-- BEGIN --

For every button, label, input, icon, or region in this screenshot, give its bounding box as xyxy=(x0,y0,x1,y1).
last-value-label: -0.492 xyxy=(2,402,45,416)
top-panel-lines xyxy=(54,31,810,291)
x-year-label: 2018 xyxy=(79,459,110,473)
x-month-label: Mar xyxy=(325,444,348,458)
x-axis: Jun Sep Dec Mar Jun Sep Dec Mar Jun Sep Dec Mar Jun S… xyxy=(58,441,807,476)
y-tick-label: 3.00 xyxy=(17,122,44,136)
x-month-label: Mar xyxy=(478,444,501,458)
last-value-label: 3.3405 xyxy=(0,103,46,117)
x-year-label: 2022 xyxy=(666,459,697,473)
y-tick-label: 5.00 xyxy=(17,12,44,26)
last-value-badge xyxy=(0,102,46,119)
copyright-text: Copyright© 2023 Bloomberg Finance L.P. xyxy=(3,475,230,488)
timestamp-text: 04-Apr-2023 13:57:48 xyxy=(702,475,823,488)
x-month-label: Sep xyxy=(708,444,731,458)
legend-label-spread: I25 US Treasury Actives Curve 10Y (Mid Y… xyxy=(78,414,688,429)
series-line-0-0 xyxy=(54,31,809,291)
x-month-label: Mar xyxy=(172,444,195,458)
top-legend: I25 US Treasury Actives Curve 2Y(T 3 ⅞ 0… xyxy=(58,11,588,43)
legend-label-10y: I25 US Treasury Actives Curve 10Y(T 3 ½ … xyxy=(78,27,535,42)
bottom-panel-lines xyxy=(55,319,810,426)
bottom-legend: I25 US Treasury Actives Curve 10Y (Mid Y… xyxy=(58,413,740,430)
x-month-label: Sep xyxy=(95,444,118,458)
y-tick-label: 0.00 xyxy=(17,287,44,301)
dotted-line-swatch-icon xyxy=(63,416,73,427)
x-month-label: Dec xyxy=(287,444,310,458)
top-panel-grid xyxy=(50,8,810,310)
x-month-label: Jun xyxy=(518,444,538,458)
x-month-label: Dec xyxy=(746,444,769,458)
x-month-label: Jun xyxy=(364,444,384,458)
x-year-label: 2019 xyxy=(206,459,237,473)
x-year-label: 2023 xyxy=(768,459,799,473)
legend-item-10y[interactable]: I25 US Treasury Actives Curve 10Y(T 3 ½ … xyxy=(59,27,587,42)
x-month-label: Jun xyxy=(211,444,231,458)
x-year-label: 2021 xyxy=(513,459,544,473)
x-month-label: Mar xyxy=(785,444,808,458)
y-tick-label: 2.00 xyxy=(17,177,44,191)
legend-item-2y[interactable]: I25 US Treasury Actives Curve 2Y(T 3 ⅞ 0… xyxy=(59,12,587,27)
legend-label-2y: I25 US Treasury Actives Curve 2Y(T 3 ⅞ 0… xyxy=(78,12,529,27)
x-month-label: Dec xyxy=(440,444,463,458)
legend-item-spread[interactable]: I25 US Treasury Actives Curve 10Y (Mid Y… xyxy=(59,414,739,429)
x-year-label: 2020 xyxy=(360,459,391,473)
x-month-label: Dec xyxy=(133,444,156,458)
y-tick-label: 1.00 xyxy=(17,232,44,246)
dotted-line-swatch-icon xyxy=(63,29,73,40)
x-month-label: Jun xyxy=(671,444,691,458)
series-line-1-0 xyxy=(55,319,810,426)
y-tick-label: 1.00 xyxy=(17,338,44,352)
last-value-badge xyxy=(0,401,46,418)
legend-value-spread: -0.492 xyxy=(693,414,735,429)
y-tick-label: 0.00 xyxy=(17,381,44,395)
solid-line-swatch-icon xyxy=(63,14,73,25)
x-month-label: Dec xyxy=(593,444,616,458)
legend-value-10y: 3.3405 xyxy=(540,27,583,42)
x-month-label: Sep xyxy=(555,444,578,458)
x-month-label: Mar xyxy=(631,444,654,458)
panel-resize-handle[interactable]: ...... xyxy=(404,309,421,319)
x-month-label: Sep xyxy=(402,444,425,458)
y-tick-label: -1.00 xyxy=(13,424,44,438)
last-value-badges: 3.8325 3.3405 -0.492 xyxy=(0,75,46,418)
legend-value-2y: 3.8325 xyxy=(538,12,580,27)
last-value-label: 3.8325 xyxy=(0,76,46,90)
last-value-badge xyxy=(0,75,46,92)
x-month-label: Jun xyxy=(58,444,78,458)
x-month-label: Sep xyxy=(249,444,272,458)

-- END --

Your objective:
Please set out the lines above as a numbered list, omitting any blank lines.

Answer to this exercise:
1. For every button, label, input, icon, or region in this screenshot, give its bounding box as xyxy=(x0,y0,x1,y1).
2. last-value-label: -0.492 xyxy=(2,402,45,416)
3. top-panel-lines xyxy=(54,31,810,291)
4. x-year-label: 2018 xyxy=(79,459,110,473)
5. x-month-label: Mar xyxy=(325,444,348,458)
6. x-axis: Jun Sep Dec Mar Jun Sep Dec Mar Jun Sep Dec Mar Jun S… xyxy=(58,441,807,476)
7. y-tick-label: 3.00 xyxy=(17,122,44,136)
8. x-month-label: Mar xyxy=(478,444,501,458)
9. last-value-label: 3.3405 xyxy=(0,103,46,117)
10. x-year-label: 2022 xyxy=(666,459,697,473)
11. y-tick-label: 5.00 xyxy=(17,12,44,26)
12. last-value-badge xyxy=(0,102,46,119)
13. copyright-text: Copyright© 2023 Bloomberg Finance L.P. xyxy=(3,475,230,488)
14. timestamp-text: 04-Apr-2023 13:57:48 xyxy=(702,475,823,488)
15. x-month-label: Sep xyxy=(708,444,731,458)
16. legend-label-spread: I25 US Treasury Actives Curve 10Y (Mid Y… xyxy=(78,414,688,429)
17. series-line-0-0 xyxy=(54,31,809,291)
18. x-month-label: Mar xyxy=(172,444,195,458)
19. top-legend: I25 US Treasury Actives Curve 2Y(T 3 ⅞ 0… xyxy=(58,11,588,43)
20. legend-label-10y: I25 US Treasury Actives Curve 10Y(T 3 ½ … xyxy=(78,27,535,42)
21. bottom-panel-lines xyxy=(55,319,810,426)
22. bottom-legend: I25 US Treasury Actives Curve 10Y (Mid Y… xyxy=(58,413,740,430)
23. x-month-label: Sep xyxy=(95,444,118,458)
24. y-tick-label: 0.00 xyxy=(17,287,44,301)
25. dotted-line-swatch-icon xyxy=(63,416,73,427)
26. x-month-label: Dec xyxy=(287,444,310,458)
27. top-panel-grid xyxy=(50,8,810,310)
28. x-month-label: Jun xyxy=(518,444,538,458)
29. x-month-label: Dec xyxy=(746,444,769,458)
30. x-month-label: Jun xyxy=(364,444,384,458)
31. x-year-label: 2019 xyxy=(206,459,237,473)
32. x-year-label: 2023 xyxy=(768,459,799,473)
33. legend-item-10y[interactable]: I25 US Treasury Actives Curve 10Y(T 3 ½ … xyxy=(59,27,587,42)
34. x-month-label: Jun xyxy=(211,444,231,458)
35. x-year-label: 2021 xyxy=(513,459,544,473)
36. x-month-label: Mar xyxy=(785,444,808,458)
37. y-tick-label: 2.00 xyxy=(17,177,44,191)
38. legend-item-2y[interactable]: I25 US Treasury Actives Curve 2Y(T 3 ⅞ 0… xyxy=(59,12,587,27)
39. legend-label-2y: I25 US Treasury Actives Curve 2Y(T 3 ⅞ 0… xyxy=(78,12,529,27)
40. x-month-label: Dec xyxy=(440,444,463,458)
41. legend-item-spread[interactable]: I25 US Treasury Actives Curve 10Y (Mid Y… xyxy=(59,414,739,429)
42. x-year-label: 2020 xyxy=(360,459,391,473)
43. x-month-label: Dec xyxy=(133,444,156,458)
44. y-tick-label: 1.00 xyxy=(17,232,44,246)
45. dotted-line-swatch-icon xyxy=(63,29,73,40)
46. x-month-label: Jun xyxy=(671,444,691,458)
47. series-line-1-0 xyxy=(55,319,810,426)
48. y-tick-label: 1.00 xyxy=(17,338,44,352)
49. last-value-badge xyxy=(0,401,46,418)
50. legend-value-spread: -0.492 xyxy=(693,414,735,429)
51. y-tick-label: 0.00 xyxy=(17,381,44,395)
52. solid-line-swatch-icon xyxy=(63,14,73,25)
53. x-month-label: Dec xyxy=(593,444,616,458)
54. legend-value-10y: 3.3405 xyxy=(540,27,583,42)
55. x-month-label: Sep xyxy=(555,444,578,458)
56. x-month-label: Mar xyxy=(631,444,654,458)
57. panel-resize-handle[interactable]: ...... xyxy=(404,309,421,319)
58. x-month-label: Sep xyxy=(402,444,425,458)
59. y-tick-label: -1.00 xyxy=(13,424,44,438)
60. last-value-badges: 3.8325 3.3405 -0.492 xyxy=(0,75,46,418)
61. legend-value-2y: 3.8325 xyxy=(538,12,580,27)
62. last-value-label: 3.8325 xyxy=(0,76,46,90)
63. last-value-badge xyxy=(0,75,46,92)
64. x-month-label: Jun xyxy=(58,444,78,458)
65. x-month-label: Sep xyxy=(249,444,272,458)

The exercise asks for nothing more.